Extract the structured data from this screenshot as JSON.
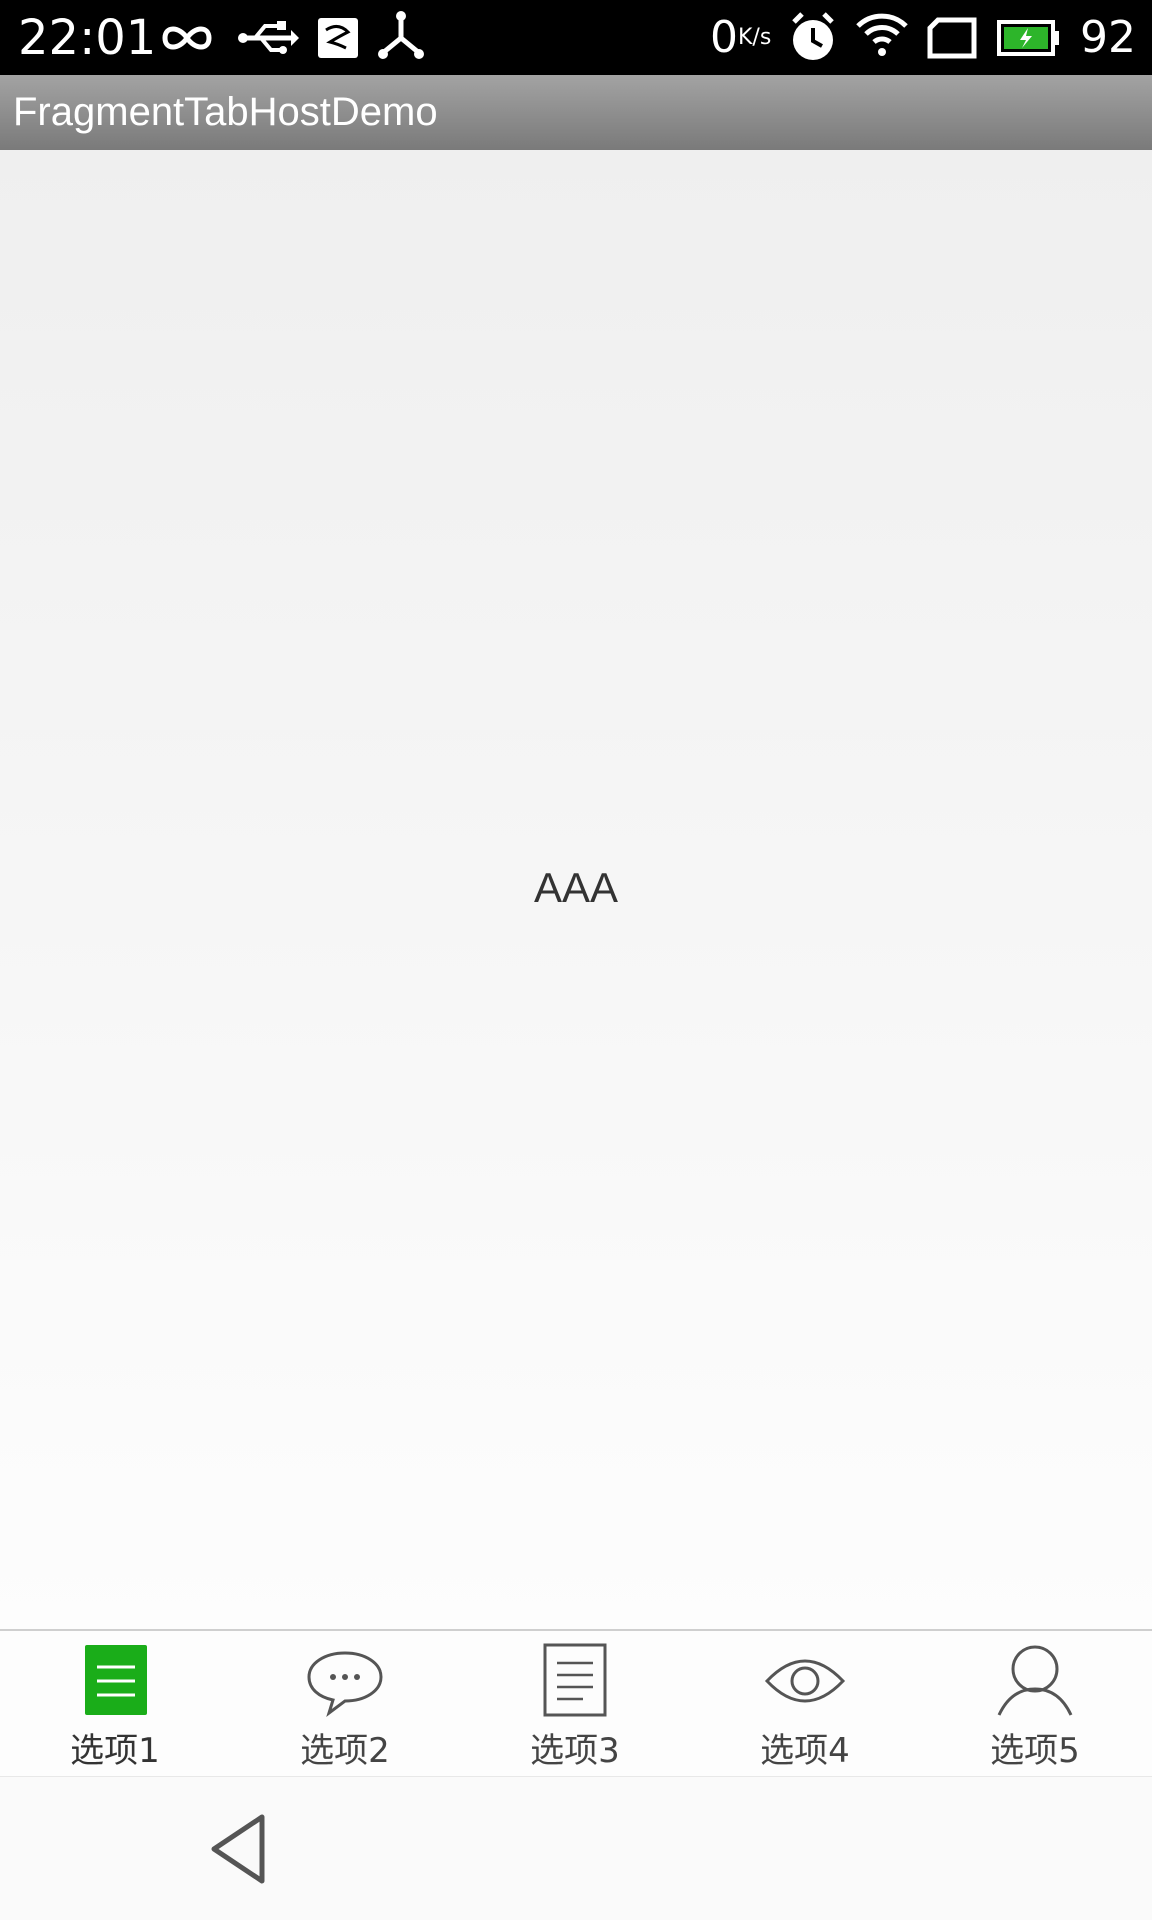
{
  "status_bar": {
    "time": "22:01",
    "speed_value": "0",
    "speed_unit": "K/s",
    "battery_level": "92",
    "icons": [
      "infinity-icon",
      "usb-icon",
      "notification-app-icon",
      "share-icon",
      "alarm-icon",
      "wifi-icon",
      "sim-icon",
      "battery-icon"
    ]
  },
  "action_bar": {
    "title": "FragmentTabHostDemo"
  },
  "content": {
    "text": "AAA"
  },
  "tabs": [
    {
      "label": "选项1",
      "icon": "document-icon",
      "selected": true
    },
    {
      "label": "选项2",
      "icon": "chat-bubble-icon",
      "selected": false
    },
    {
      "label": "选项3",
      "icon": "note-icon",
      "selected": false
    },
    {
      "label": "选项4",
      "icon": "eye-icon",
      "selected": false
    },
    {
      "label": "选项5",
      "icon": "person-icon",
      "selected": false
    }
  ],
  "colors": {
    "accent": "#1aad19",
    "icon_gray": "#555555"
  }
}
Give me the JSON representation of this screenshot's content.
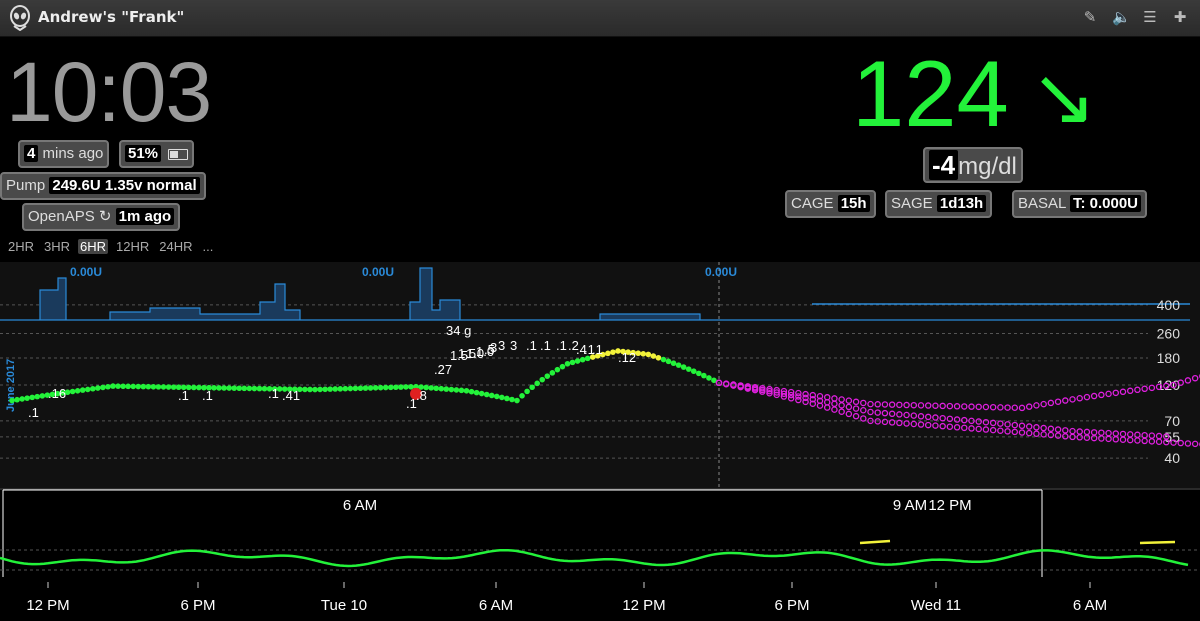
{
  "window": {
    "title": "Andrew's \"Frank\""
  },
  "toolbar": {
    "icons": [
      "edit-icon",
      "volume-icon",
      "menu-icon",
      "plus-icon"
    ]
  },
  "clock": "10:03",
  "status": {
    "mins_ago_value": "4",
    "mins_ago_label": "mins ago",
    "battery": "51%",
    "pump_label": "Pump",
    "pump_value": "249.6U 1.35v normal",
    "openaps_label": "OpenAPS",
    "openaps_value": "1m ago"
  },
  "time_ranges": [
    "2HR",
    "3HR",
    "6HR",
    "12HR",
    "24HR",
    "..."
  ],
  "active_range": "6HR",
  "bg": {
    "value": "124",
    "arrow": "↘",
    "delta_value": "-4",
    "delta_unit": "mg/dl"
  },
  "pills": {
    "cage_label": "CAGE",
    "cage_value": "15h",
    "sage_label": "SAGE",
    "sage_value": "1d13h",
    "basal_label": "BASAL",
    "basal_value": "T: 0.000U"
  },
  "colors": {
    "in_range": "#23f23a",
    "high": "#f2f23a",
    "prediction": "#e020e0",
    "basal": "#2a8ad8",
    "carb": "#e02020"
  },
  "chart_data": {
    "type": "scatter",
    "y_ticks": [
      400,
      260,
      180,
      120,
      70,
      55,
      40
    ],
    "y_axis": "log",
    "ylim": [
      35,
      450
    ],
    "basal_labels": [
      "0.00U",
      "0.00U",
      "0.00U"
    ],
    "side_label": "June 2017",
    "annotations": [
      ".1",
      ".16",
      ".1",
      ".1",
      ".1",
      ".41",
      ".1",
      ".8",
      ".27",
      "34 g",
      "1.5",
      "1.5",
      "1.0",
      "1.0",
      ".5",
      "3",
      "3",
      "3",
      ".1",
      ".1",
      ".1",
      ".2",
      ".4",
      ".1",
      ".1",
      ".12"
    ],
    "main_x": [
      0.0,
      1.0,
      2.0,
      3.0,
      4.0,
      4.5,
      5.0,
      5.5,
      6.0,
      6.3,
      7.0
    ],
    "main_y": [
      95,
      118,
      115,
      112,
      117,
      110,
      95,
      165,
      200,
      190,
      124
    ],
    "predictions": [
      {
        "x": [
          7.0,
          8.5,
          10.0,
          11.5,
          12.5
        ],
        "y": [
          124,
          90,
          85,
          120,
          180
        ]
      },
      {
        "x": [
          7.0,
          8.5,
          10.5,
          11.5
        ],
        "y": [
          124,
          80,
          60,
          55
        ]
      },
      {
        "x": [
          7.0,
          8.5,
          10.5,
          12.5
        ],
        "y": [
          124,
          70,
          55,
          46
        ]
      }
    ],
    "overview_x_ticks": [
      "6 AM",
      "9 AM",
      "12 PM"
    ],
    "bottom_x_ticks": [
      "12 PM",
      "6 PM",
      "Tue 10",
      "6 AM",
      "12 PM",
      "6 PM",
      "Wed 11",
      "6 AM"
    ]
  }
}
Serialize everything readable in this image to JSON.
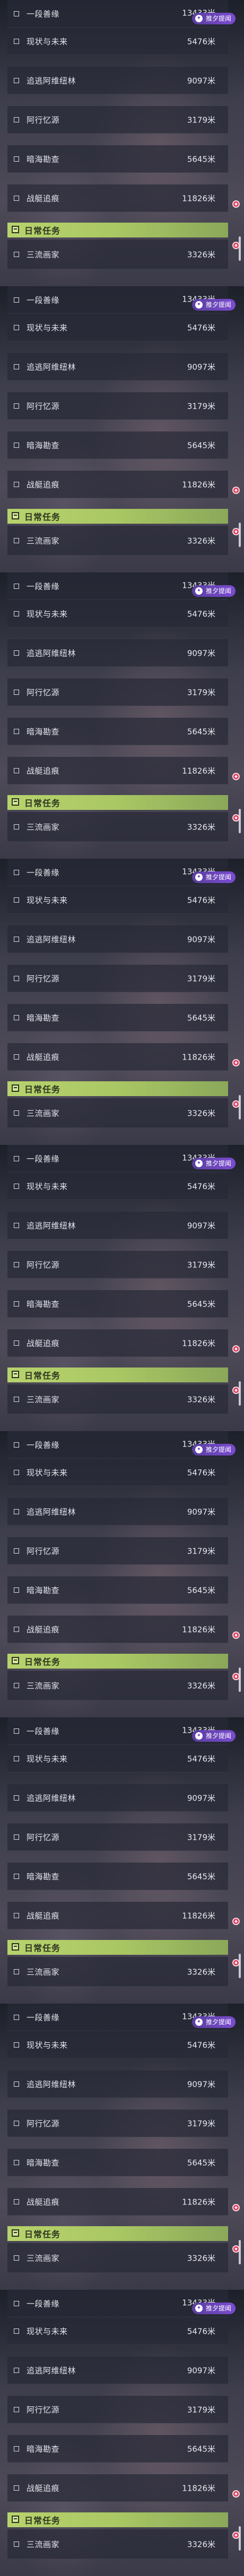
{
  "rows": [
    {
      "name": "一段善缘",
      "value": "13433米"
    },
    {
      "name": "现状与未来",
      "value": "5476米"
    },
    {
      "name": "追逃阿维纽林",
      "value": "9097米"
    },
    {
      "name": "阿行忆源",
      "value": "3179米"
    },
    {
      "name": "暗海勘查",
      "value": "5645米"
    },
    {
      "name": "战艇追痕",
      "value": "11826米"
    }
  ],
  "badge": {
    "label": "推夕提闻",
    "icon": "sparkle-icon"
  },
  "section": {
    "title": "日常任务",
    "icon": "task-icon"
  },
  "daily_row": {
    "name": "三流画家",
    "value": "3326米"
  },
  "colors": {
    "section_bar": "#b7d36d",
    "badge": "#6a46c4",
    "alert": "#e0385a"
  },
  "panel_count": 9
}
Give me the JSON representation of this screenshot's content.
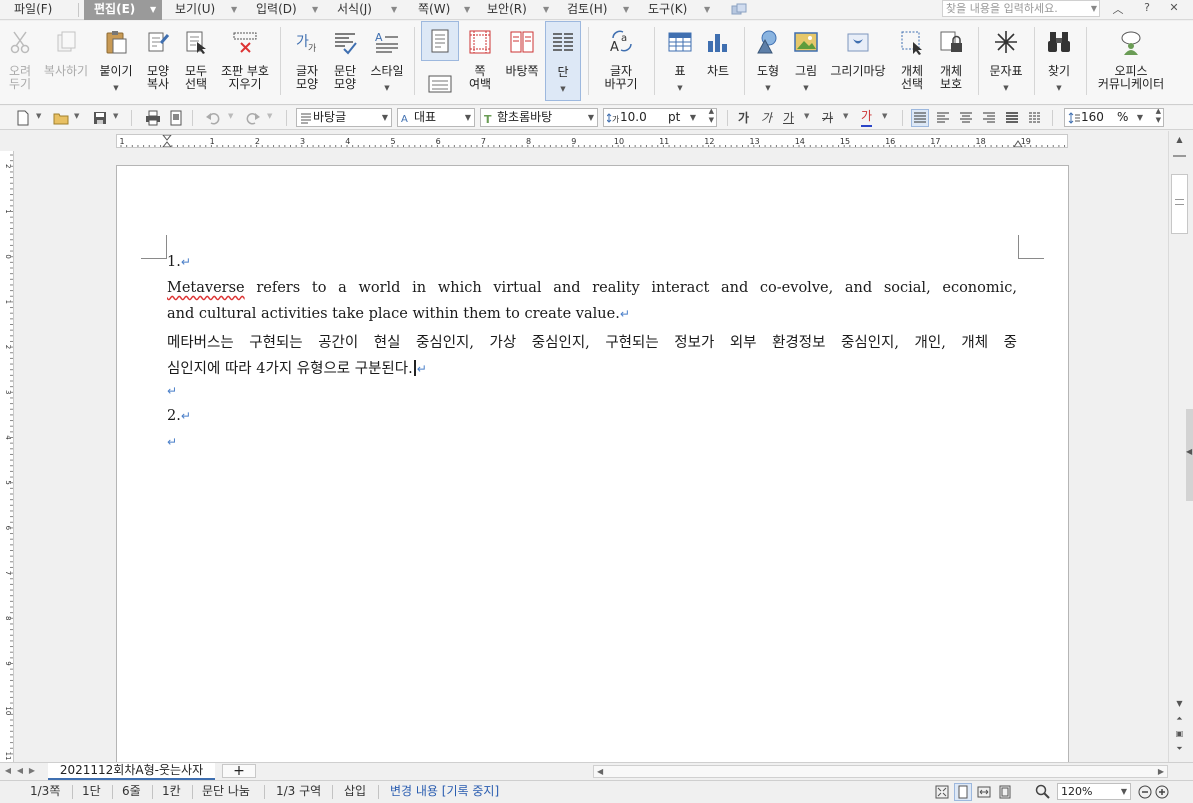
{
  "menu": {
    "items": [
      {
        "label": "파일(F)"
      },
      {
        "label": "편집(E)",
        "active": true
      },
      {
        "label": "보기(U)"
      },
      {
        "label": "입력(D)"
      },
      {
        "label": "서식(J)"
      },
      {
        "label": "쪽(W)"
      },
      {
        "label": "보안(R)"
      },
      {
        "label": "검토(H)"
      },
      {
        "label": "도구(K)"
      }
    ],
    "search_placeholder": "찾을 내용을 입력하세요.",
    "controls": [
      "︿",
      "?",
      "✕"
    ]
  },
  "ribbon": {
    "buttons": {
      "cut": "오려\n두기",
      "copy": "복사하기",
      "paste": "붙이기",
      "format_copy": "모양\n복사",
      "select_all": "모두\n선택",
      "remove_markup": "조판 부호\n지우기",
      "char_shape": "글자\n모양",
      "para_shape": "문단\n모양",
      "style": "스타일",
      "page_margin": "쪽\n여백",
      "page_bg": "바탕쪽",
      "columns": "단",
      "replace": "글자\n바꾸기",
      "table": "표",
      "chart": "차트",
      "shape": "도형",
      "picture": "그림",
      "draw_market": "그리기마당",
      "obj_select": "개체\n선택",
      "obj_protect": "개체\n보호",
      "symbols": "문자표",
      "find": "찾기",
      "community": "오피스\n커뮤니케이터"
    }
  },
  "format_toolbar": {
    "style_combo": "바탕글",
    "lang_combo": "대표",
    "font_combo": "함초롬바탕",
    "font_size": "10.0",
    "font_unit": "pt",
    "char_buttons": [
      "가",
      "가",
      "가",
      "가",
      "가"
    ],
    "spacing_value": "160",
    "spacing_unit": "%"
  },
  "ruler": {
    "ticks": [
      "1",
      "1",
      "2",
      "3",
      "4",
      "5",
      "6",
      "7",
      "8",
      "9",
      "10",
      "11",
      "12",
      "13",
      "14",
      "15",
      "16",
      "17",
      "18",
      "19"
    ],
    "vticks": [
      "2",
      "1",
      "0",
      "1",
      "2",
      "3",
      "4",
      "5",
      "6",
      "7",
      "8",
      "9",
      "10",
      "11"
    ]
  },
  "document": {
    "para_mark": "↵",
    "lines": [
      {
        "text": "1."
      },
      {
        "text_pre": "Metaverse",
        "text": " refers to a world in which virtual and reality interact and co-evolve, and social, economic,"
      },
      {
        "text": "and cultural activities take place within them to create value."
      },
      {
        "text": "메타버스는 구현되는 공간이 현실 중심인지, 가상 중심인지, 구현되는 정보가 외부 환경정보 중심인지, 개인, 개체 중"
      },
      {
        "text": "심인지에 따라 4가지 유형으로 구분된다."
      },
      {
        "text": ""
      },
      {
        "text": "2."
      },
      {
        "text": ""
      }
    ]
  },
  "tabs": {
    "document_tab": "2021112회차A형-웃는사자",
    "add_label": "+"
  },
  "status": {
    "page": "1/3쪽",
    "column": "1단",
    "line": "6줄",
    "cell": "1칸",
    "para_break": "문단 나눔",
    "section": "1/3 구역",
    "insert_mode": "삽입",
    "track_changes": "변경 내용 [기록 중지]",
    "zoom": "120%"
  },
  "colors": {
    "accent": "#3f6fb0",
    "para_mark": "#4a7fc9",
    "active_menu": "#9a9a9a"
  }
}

━━━

**To do**.
Extract, from the listing above, every line where the string "JSON" occurs.

**Output of the exercise**.
Extract the structured data from this screenshot as JSON.
Give me the JSON representation of this screenshot's content.
Serialize everything readable in this image to JSON.
Give me the JSON representation of this screenshot's content.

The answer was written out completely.